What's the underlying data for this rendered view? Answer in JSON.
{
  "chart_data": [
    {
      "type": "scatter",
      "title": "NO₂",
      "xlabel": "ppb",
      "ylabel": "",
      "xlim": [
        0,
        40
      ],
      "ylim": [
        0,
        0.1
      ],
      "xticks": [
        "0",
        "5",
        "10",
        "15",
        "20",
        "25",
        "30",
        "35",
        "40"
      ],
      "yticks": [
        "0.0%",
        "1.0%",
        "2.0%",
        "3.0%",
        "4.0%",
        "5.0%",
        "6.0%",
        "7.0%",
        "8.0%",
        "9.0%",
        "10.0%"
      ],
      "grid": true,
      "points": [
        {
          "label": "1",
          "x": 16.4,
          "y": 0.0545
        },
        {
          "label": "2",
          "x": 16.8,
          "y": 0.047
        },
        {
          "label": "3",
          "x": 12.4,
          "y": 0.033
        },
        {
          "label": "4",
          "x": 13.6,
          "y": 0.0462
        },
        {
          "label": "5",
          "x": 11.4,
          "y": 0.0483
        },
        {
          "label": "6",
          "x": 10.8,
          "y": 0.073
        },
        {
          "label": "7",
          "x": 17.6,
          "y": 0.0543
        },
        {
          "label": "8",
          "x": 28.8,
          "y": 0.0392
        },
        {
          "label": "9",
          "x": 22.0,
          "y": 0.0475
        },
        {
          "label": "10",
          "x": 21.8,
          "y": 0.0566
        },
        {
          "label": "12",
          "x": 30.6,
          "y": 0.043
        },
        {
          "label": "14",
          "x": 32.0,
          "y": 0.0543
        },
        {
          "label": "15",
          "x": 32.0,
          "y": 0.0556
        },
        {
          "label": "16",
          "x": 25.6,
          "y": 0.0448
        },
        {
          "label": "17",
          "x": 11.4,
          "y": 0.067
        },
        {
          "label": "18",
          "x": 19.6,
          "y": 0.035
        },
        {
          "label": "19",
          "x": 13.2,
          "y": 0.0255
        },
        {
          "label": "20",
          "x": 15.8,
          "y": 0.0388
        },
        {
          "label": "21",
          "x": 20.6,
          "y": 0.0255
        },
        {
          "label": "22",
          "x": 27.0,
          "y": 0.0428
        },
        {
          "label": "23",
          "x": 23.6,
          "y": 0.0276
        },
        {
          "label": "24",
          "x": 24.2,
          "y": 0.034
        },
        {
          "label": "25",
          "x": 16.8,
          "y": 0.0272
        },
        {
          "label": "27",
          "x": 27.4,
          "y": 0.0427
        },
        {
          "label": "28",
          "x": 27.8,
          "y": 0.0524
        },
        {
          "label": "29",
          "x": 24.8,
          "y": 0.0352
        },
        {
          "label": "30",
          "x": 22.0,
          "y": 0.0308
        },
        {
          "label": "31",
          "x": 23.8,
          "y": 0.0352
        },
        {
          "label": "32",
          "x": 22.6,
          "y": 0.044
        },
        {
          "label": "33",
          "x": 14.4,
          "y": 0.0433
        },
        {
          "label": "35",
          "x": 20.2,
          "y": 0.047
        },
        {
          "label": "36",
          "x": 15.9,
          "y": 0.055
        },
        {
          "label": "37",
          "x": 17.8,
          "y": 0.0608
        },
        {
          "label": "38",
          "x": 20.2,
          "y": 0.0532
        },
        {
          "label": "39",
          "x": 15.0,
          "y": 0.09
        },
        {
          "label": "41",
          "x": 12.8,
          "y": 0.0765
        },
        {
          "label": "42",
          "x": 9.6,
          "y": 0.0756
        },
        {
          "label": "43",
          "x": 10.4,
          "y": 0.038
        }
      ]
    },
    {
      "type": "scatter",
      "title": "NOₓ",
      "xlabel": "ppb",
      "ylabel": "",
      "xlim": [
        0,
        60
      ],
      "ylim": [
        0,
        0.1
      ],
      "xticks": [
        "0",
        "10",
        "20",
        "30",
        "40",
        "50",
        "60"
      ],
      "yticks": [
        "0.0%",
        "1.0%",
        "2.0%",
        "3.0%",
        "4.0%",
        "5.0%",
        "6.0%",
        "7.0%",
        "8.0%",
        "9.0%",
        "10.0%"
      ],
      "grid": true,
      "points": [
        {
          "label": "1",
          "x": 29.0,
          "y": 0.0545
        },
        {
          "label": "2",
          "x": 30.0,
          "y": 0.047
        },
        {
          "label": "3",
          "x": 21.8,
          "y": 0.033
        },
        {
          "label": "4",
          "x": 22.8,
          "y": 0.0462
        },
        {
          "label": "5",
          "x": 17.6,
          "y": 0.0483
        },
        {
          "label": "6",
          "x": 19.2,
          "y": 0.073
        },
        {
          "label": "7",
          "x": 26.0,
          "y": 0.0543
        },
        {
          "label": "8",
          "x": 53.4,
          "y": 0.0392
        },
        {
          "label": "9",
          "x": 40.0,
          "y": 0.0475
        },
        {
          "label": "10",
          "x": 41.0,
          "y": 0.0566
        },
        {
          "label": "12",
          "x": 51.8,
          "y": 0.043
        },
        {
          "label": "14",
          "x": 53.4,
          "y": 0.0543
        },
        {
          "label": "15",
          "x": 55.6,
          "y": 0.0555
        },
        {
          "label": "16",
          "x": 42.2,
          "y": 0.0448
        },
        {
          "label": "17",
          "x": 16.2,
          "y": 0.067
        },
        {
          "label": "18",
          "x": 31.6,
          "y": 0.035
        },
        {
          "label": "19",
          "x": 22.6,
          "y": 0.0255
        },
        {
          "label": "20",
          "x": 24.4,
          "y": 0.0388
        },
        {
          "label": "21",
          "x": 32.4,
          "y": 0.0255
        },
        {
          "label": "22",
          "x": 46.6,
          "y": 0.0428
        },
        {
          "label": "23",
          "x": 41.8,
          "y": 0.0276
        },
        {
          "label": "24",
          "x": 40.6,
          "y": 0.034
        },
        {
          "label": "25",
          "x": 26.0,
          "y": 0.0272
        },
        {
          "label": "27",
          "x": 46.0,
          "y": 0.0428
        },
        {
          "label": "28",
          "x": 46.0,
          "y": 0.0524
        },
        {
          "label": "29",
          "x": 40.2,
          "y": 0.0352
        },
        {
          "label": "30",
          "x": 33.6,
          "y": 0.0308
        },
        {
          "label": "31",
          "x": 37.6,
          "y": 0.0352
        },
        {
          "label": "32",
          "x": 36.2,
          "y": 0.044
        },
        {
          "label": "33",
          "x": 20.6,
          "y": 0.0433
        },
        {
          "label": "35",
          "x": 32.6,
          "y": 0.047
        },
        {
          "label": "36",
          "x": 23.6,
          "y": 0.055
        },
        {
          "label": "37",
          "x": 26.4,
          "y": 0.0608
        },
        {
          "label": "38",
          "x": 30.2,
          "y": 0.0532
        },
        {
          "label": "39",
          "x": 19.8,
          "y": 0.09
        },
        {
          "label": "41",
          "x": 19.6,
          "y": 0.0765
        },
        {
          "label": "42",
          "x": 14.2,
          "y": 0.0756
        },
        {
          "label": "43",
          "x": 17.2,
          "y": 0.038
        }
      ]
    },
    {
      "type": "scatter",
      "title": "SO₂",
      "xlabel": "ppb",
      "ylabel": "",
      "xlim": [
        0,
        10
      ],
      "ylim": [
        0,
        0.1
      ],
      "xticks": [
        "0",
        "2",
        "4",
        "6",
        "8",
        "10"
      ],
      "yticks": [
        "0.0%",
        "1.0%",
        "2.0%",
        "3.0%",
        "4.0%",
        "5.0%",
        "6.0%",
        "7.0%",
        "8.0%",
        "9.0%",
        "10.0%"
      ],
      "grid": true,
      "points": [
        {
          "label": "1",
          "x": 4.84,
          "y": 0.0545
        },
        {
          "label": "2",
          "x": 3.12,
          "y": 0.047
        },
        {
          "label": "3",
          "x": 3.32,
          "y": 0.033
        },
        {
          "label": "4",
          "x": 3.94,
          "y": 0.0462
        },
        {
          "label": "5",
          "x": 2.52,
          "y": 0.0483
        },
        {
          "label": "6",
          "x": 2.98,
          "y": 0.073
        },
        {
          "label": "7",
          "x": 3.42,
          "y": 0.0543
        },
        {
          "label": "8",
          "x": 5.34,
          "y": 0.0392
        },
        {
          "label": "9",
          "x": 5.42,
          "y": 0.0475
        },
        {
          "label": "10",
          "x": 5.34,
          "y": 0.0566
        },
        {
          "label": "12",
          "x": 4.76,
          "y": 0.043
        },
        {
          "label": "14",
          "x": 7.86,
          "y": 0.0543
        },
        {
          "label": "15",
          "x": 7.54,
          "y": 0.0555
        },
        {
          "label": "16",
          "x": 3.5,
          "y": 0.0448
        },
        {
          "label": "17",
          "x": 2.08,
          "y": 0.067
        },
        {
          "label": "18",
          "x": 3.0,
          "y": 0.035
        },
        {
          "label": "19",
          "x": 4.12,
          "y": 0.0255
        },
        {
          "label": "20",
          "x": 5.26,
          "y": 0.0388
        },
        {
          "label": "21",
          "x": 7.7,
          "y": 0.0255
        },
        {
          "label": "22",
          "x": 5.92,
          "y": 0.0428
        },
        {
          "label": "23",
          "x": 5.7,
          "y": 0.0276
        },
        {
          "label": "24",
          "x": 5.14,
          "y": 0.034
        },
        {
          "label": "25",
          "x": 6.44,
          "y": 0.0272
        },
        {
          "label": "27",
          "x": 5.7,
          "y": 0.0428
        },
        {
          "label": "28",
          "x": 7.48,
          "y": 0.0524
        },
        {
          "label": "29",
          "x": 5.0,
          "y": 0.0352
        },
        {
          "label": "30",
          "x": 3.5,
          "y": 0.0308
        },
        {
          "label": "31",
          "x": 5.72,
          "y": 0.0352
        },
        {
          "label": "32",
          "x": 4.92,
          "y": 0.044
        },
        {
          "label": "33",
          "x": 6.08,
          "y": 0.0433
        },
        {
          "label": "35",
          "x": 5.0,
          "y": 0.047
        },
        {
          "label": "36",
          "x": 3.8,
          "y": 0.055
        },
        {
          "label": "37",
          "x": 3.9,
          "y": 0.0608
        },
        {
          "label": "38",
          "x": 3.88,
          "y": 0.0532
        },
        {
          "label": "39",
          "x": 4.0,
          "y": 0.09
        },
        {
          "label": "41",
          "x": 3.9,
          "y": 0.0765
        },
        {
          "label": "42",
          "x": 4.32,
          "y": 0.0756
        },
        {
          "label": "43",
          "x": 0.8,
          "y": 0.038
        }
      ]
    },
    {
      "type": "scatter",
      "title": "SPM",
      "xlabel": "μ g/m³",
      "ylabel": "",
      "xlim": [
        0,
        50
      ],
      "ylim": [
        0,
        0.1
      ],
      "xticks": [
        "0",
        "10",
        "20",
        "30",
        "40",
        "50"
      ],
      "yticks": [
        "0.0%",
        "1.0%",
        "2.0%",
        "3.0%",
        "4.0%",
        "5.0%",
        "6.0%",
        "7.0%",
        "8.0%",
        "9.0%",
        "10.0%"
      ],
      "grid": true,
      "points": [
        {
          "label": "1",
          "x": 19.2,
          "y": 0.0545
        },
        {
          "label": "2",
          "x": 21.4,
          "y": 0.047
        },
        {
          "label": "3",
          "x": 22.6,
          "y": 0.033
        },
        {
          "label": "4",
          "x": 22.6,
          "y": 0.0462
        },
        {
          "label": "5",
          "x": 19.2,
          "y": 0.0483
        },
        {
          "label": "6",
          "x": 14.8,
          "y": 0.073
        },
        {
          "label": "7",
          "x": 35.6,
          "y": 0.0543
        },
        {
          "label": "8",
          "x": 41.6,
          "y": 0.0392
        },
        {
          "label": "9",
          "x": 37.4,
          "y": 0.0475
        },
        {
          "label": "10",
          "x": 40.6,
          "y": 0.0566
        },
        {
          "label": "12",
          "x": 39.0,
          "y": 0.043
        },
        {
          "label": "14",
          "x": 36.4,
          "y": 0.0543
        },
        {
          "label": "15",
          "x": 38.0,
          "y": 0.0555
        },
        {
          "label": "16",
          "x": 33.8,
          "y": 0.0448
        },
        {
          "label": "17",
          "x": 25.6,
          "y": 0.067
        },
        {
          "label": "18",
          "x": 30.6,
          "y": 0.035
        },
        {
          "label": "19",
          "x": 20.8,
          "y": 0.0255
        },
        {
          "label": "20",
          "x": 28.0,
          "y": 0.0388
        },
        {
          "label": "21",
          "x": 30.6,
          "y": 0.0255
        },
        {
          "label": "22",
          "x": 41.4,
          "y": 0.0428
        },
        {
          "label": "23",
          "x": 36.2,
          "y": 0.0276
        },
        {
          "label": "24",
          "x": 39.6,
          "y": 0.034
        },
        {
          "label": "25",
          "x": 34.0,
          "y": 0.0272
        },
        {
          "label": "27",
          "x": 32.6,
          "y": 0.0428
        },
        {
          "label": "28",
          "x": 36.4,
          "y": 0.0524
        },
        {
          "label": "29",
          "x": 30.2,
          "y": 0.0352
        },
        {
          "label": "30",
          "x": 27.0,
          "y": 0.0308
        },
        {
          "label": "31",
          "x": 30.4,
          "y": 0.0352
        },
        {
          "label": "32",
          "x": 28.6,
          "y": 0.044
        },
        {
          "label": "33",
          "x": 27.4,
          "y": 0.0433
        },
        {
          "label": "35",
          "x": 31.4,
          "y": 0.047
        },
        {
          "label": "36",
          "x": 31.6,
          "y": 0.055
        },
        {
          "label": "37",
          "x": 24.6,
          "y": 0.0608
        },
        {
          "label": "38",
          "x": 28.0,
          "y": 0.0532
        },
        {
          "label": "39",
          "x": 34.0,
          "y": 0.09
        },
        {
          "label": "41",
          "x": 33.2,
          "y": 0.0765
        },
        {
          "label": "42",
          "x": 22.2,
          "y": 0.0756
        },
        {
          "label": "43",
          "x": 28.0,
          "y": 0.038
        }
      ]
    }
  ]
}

● ● ● ● ●

Return, from the data, each line that has the word "title" in it.

Answer for this exercise
      "title": "NO₂",
      "title": "NOₓ",
      "title": "SO₂",
      "title": "SPM",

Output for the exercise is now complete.